**RECORDS FOR THIS TASK**
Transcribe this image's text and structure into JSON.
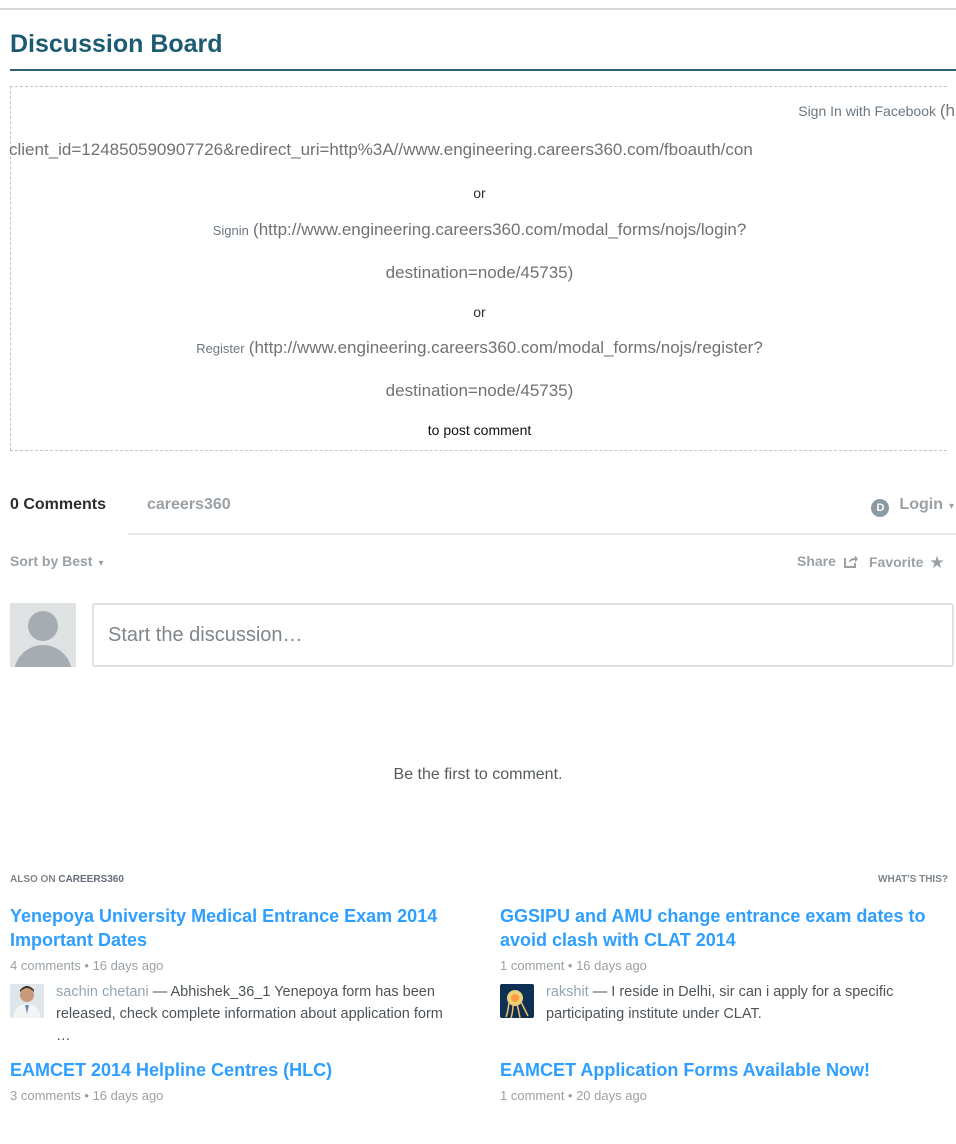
{
  "board_title": "Discussion Board",
  "login_box": {
    "facebook_label": "Sign In with Facebook",
    "facebook_paren": "(h",
    "facebook_url": "client_id=124850590907726&redirect_uri=http%3A//www.engineering.careers360.com/fboauth/con",
    "or_1": "or",
    "signin_label": "Signin",
    "signin_url_1": "(http://www.engineering.careers360.com/modal_forms/nojs/login?",
    "signin_url_2": "destination=node/45735)",
    "or_2": "or",
    "register_label": "Register",
    "register_url_1": "(http://www.engineering.careers360.com/modal_forms/nojs/register?",
    "register_url_2": "destination=node/45735)",
    "post_text": "to post comment"
  },
  "comments_bar": {
    "count_label": "0 Comments",
    "community_tab": "careers360",
    "login_label": "Login",
    "disqus_badge": "D"
  },
  "sort_bar": {
    "sort_label": "Sort by Best",
    "share_label": "Share",
    "favorite_label": "Favorite"
  },
  "composer": {
    "placeholder": "Start the discussion…"
  },
  "empty_state": "Be the first to comment.",
  "also_on": {
    "prefix": "ALSO ON ",
    "brand": "CAREERS360",
    "whats_this": "WHAT'S THIS?"
  },
  "cards": [
    {
      "title": "Yenepoya University Medical Entrance Exam 2014 Important Dates",
      "meta": "4 comments • 16 days ago",
      "author": "sachin chetani",
      "excerpt": " — Abhishek_36_1 Yenepoya form has been released, check complete information about application form …"
    },
    {
      "title": "GGSIPU and AMU change entrance exam dates to avoid clash with CLAT 2014",
      "meta": "1 comment • 16 days ago",
      "author": "rakshit",
      "excerpt": " — I reside in Delhi, sir can i apply for a specific participating institute under CLAT."
    },
    {
      "title": "EAMCET 2014 Helpline Centres (HLC)",
      "meta": "3 comments • 16 days ago"
    },
    {
      "title": "EAMCET Application Forms Available Now!",
      "meta": "1 comment • 20 days ago"
    }
  ],
  "icons": {
    "caret": "▾",
    "star": "★",
    "share": "share-icon",
    "avatar": "user-avatar-icon"
  },
  "colors": {
    "title": "#1d5b73",
    "link": "#2e9fff",
    "muted": "#9aa1a6",
    "rule": "#2f5f73"
  }
}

**OBJECTIVE**
Copy every line of the records above that holds the word "engineering".

**SOLUTION FOR THIS PROBLEM**
    "facebook_url": "client_id=124850590907726&redirect_uri=http%3A//www.engineering.careers360.com/fboauth/con",
    "signin_url_1": "(http://www.engineering.careers360.com/modal_forms/nojs/login?",
    "register_url_1": "(http://www.engineering.careers360.com/modal_forms/nojs/register?",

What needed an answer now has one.